(begin)

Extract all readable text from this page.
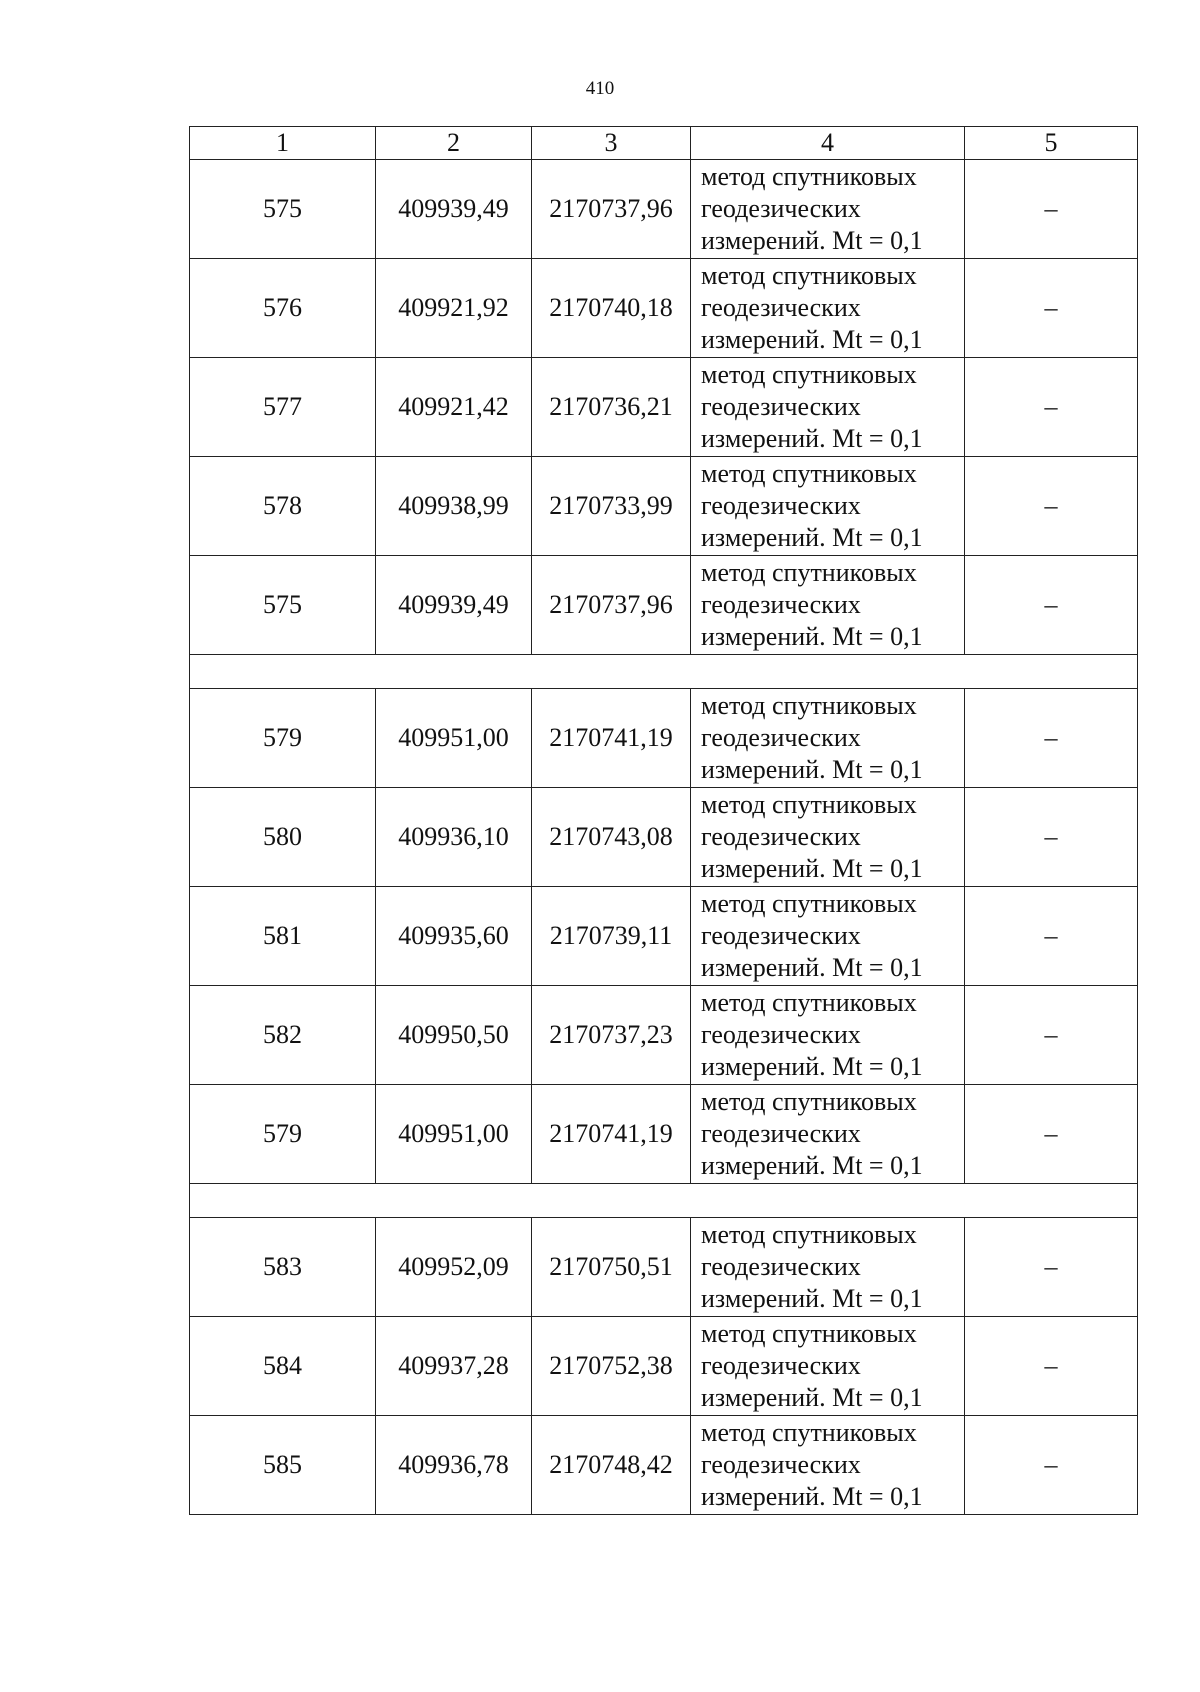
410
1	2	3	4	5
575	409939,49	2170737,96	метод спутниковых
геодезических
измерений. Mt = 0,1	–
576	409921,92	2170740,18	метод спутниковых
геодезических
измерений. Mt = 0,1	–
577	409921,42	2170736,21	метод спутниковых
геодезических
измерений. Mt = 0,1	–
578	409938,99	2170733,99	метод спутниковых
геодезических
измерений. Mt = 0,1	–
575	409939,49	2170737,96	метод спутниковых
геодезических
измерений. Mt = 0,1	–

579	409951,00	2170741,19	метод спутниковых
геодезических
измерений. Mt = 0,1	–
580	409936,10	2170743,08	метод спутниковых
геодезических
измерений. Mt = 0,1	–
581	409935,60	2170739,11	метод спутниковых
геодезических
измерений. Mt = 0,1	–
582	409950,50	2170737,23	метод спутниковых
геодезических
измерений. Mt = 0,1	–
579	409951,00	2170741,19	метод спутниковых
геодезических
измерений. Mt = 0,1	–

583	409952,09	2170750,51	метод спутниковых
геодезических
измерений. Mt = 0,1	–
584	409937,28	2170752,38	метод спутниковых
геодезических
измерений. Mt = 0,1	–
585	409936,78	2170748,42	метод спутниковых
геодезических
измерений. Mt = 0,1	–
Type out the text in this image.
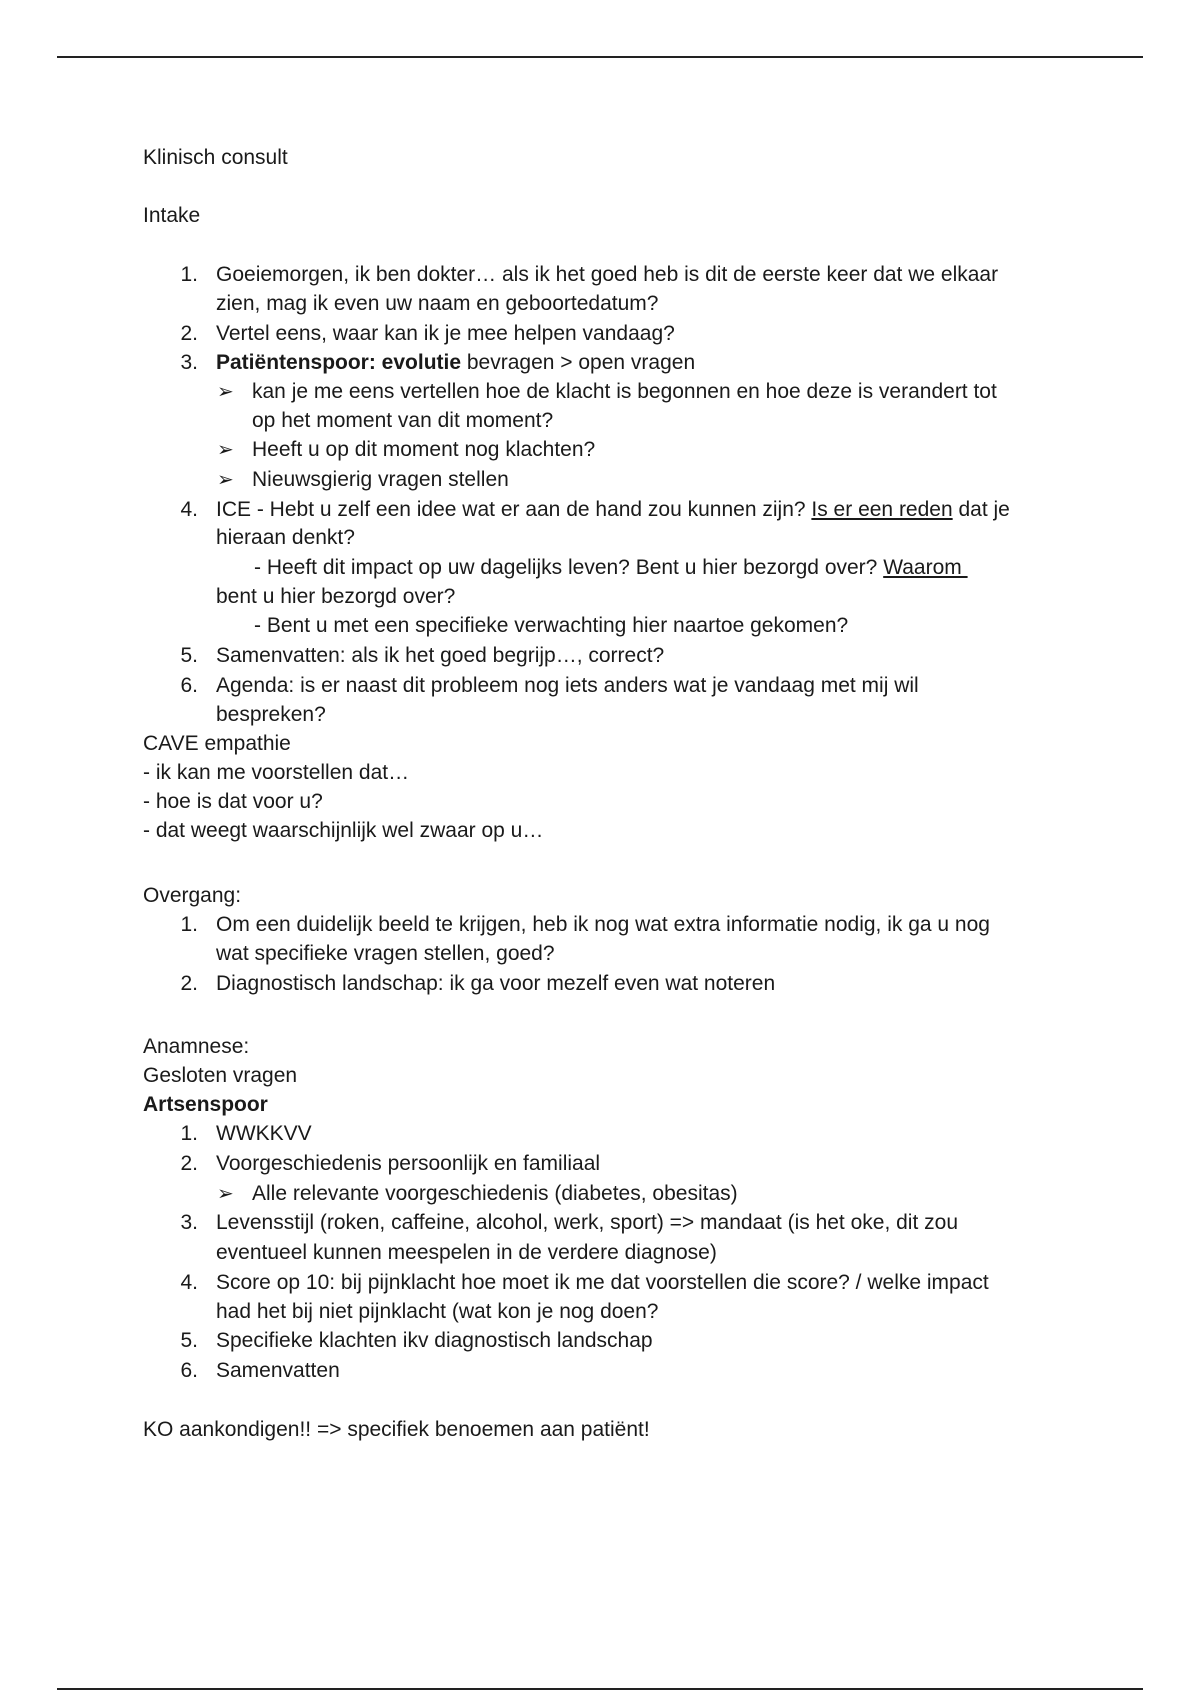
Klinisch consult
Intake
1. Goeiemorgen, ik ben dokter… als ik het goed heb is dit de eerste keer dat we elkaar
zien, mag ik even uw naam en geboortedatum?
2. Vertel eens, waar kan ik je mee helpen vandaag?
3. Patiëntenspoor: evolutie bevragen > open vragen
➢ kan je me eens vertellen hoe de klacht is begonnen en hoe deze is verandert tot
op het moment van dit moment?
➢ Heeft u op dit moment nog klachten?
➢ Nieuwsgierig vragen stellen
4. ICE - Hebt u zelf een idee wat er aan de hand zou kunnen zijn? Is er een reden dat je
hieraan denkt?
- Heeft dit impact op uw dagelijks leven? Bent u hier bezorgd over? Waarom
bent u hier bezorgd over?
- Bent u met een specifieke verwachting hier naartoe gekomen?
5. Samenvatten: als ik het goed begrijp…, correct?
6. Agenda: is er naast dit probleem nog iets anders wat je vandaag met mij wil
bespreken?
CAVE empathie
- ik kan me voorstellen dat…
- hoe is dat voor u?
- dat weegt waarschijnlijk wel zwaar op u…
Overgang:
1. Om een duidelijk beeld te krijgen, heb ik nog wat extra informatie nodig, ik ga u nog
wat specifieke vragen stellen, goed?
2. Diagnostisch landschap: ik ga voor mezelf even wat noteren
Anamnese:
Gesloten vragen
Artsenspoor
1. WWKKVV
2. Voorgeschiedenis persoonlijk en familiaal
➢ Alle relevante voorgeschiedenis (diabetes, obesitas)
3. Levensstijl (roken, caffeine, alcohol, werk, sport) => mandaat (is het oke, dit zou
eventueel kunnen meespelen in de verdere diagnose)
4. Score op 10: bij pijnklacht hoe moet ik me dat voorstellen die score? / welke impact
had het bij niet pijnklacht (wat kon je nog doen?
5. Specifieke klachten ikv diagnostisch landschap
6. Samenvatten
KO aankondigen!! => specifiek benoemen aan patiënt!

(end)
(begin)

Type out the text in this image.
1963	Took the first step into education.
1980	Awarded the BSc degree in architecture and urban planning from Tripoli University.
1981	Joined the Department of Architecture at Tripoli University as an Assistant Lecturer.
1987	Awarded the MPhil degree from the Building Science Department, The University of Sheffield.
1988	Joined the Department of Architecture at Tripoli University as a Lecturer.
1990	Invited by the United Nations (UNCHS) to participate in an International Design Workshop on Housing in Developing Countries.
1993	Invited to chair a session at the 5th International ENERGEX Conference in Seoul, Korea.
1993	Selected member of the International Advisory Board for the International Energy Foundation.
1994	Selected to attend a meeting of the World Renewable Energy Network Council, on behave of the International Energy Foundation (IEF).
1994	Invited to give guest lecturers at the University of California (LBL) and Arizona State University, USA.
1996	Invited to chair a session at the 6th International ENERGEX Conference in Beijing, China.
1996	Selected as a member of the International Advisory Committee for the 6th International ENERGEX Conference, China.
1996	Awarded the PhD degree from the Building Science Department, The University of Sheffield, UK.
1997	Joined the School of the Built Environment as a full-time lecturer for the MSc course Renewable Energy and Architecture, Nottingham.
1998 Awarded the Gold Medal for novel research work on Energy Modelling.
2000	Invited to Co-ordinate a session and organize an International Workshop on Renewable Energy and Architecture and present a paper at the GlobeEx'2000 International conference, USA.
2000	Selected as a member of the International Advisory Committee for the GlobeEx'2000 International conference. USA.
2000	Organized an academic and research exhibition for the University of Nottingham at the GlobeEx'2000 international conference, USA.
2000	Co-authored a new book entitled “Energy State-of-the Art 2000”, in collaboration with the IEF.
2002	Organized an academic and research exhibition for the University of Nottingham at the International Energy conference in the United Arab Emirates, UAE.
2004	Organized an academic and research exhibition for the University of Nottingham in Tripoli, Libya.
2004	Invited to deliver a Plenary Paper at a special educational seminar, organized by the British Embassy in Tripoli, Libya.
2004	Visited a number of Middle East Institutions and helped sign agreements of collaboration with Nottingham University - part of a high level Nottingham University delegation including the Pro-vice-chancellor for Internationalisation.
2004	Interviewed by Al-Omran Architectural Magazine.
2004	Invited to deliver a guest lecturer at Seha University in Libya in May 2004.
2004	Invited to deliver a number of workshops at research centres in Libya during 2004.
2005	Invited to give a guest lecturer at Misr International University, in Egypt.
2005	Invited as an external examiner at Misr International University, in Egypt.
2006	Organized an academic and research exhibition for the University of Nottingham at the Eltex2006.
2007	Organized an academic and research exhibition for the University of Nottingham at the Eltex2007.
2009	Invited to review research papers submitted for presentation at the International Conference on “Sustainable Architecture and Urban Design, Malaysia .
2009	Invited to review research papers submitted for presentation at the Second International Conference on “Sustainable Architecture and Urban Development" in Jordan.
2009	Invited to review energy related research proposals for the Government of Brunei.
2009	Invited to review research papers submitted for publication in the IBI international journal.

(end)

[Task directions] Copy out each line of the records that holds the string "deliver".

[Solution]
2004	Invited to deliver a Plenary Paper at a special educational seminar, organized by the British Embassy in Tripoli, Libya.
2004	Invited to deliver a guest lecturer at Seha University in Libya in May 2004.
2004	Invited to deliver a number of workshops at research centres in Libya during 2004.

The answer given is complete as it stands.